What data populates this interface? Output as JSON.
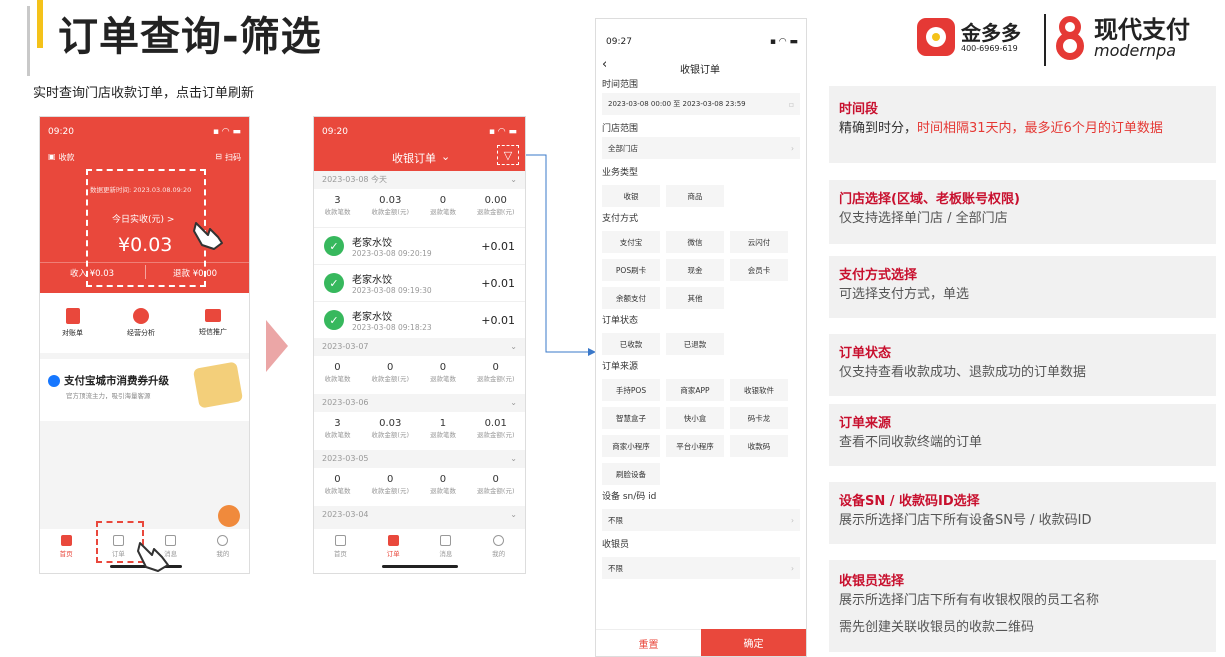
{
  "header": {
    "title": "订单查询-筛选",
    "subtitle": "实时查询门店收款订单，点击订单刷新"
  },
  "logos": {
    "brand1_name": "金多多",
    "brand1_phone": "400-6969-619",
    "brand2_name": "现代支付",
    "brand2_sub": "modernpa"
  },
  "phone1": {
    "time": "09:20",
    "collect_label": "收款",
    "scan_label": "扫码",
    "update_time": "数据更新时间: 2023.03.08.09:20",
    "today_label": "今日实收(元) >",
    "today_amount": "¥0.03",
    "income": "收入 ¥0.03",
    "refund": "退款 ¥0.00",
    "quick": [
      "对账单",
      "经营分析",
      "短信推广"
    ],
    "banner_title": "支付宝城市消费券升级",
    "banner_sub": "官方顶流主力，吸引海量客源",
    "tabs": [
      "首页",
      "订单",
      "消息",
      "我的"
    ]
  },
  "phone2": {
    "time": "09:20",
    "nav_title": "收银订单",
    "groups": [
      {
        "date": "2023-03-08 今天",
        "stats": [
          "3",
          "0.03",
          "0",
          "0.00"
        ]
      },
      {
        "date": "2023-03-07",
        "stats": [
          "0",
          "0",
          "0",
          "0"
        ]
      },
      {
        "date": "2023-03-06",
        "stats": [
          "3",
          "0.03",
          "1",
          "0.01"
        ]
      },
      {
        "date": "2023-03-05",
        "stats": [
          "0",
          "0",
          "0",
          "0"
        ]
      },
      {
        "date": "2023-03-04",
        "stats": []
      }
    ],
    "stat_labels": [
      "收款笔数",
      "收款金额(元)",
      "退款笔数",
      "退款金额(元)"
    ],
    "orders": [
      {
        "name": "老家水饺",
        "time": "2023-03-08 09:20:19",
        "amount": "+0.01"
      },
      {
        "name": "老家水饺",
        "time": "2023-03-08 09:19:30",
        "amount": "+0.01"
      },
      {
        "name": "老家水饺",
        "time": "2023-03-08 09:18:23",
        "amount": "+0.01"
      }
    ],
    "tabs": [
      "首页",
      "订单",
      "消息",
      "我的"
    ]
  },
  "phone3": {
    "time": "09:27",
    "nav_title": "收银订单",
    "time_range_label": "时间范围",
    "time_range_value": "2023-03-08 00:00 至 2023-03-08 23:59",
    "store_label": "门店范围",
    "store_value": "全部门店",
    "biz_label": "业务类型",
    "biz_options": [
      "收银",
      "商品"
    ],
    "pay_label": "支付方式",
    "pay_options": [
      "支付宝",
      "微信",
      "云闪付",
      "POS刷卡",
      "现金",
      "会员卡",
      "余额支付",
      "其他"
    ],
    "status_label": "订单状态",
    "status_options": [
      "已收款",
      "已退款"
    ],
    "source_label": "订单来源",
    "source_options": [
      "手持POS",
      "商家APP",
      "收银软件",
      "智慧盒子",
      "快小盒",
      "码卡龙",
      "商家小程序",
      "平台小程序",
      "收款码",
      "刷脸设备"
    ],
    "device_label": "设备 sn/码 id",
    "device_value": "不限",
    "cashier_label": "收银员",
    "cashier_value": "不限",
    "reset": "重置",
    "confirm": "确定"
  },
  "panels": [
    {
      "head": "时间段",
      "body_pre": "精确到时分，",
      "body_hl": "时间相隔31天内，最多近6个月的订单数据"
    },
    {
      "head": "门店选择(区域、老板账号权限)",
      "body": "仅支持选择单门店 / 全部门店"
    },
    {
      "head": "支付方式选择",
      "body": "可选择支付方式，单选"
    },
    {
      "head": "订单状态",
      "body": "仅支持查看收款成功、退款成功的订单数据"
    },
    {
      "head": "订单来源",
      "body": "查看不同收款终端的订单"
    },
    {
      "head": "设备SN / 收款码ID选择",
      "body": "展示所选择门店下所有设备SN号 / 收款码ID"
    },
    {
      "head": "收银员选择",
      "body": "展示所选择门店下所有有收银权限的员工名称",
      "body2": "需先创建关联收银员的收款二维码"
    }
  ],
  "colors": {
    "primary_red": "#e9483c",
    "panel_head": "#c8102e",
    "accent_yellow": "#f4c21a"
  }
}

WHAT YOU HAVE TO DO: Each entry above should be reproduced exactly, with the pictures removed.

REPLY:
What data populates this interface? Output as JSON.
{
  "header": {
    "title": "订单查询-筛选",
    "subtitle": "实时查询门店收款订单，点击订单刷新"
  },
  "logos": {
    "brand1_name": "金多多",
    "brand1_phone": "400-6969-619",
    "brand2_name": "现代支付",
    "brand2_sub": "modernpa"
  },
  "phone1": {
    "time": "09:20",
    "collect_label": "收款",
    "scan_label": "扫码",
    "update_time": "数据更新时间: 2023.03.08.09:20",
    "today_label": "今日实收(元) >",
    "today_amount": "¥0.03",
    "income": "收入 ¥0.03",
    "refund": "退款 ¥0.00",
    "quick": [
      "对账单",
      "经营分析",
      "短信推广"
    ],
    "banner_title": "支付宝城市消费券升级",
    "banner_sub": "官方顶流主力，吸引海量客源",
    "tabs": [
      "首页",
      "订单",
      "消息",
      "我的"
    ]
  },
  "phone2": {
    "time": "09:20",
    "nav_title": "收银订单",
    "groups": [
      {
        "date": "2023-03-08 今天",
        "stats": [
          "3",
          "0.03",
          "0",
          "0.00"
        ]
      },
      {
        "date": "2023-03-07",
        "stats": [
          "0",
          "0",
          "0",
          "0"
        ]
      },
      {
        "date": "2023-03-06",
        "stats": [
          "3",
          "0.03",
          "1",
          "0.01"
        ]
      },
      {
        "date": "2023-03-05",
        "stats": [
          "0",
          "0",
          "0",
          "0"
        ]
      },
      {
        "date": "2023-03-04",
        "stats": []
      }
    ],
    "stat_labels": [
      "收款笔数",
      "收款金额(元)",
      "退款笔数",
      "退款金额(元)"
    ],
    "orders": [
      {
        "name": "老家水饺",
        "time": "2023-03-08 09:20:19",
        "amount": "+0.01"
      },
      {
        "name": "老家水饺",
        "time": "2023-03-08 09:19:30",
        "amount": "+0.01"
      },
      {
        "name": "老家水饺",
        "time": "2023-03-08 09:18:23",
        "amount": "+0.01"
      }
    ],
    "tabs": [
      "首页",
      "订单",
      "消息",
      "我的"
    ]
  },
  "phone3": {
    "time": "09:27",
    "nav_title": "收银订单",
    "time_range_label": "时间范围",
    "time_range_value": "2023-03-08 00:00 至 2023-03-08 23:59",
    "store_label": "门店范围",
    "store_value": "全部门店",
    "biz_label": "业务类型",
    "biz_options": [
      "收银",
      "商品"
    ],
    "pay_label": "支付方式",
    "pay_options": [
      "支付宝",
      "微信",
      "云闪付",
      "POS刷卡",
      "现金",
      "会员卡",
      "余额支付",
      "其他"
    ],
    "status_label": "订单状态",
    "status_options": [
      "已收款",
      "已退款"
    ],
    "source_label": "订单来源",
    "source_options": [
      "手持POS",
      "商家APP",
      "收银软件",
      "智慧盒子",
      "快小盒",
      "码卡龙",
      "商家小程序",
      "平台小程序",
      "收款码",
      "刷脸设备"
    ],
    "device_label": "设备 sn/码 id",
    "device_value": "不限",
    "cashier_label": "收银员",
    "cashier_value": "不限",
    "reset": "重置",
    "confirm": "确定"
  },
  "panels": [
    {
      "head": "时间段",
      "body_pre": "精确到时分，",
      "body_hl": "时间相隔31天内，最多近6个月的订单数据"
    },
    {
      "head": "门店选择(区域、老板账号权限)",
      "body": "仅支持选择单门店 / 全部门店"
    },
    {
      "head": "支付方式选择",
      "body": "可选择支付方式，单选"
    },
    {
      "head": "订单状态",
      "body": "仅支持查看收款成功、退款成功的订单数据"
    },
    {
      "head": "订单来源",
      "body": "查看不同收款终端的订单"
    },
    {
      "head": "设备SN / 收款码ID选择",
      "body": "展示所选择门店下所有设备SN号 / 收款码ID"
    },
    {
      "head": "收银员选择",
      "body": "展示所选择门店下所有有收银权限的员工名称",
      "body2": "需先创建关联收银员的收款二维码"
    }
  ],
  "colors": {
    "primary_red": "#e9483c",
    "panel_head": "#c8102e",
    "accent_yellow": "#f4c21a"
  }
}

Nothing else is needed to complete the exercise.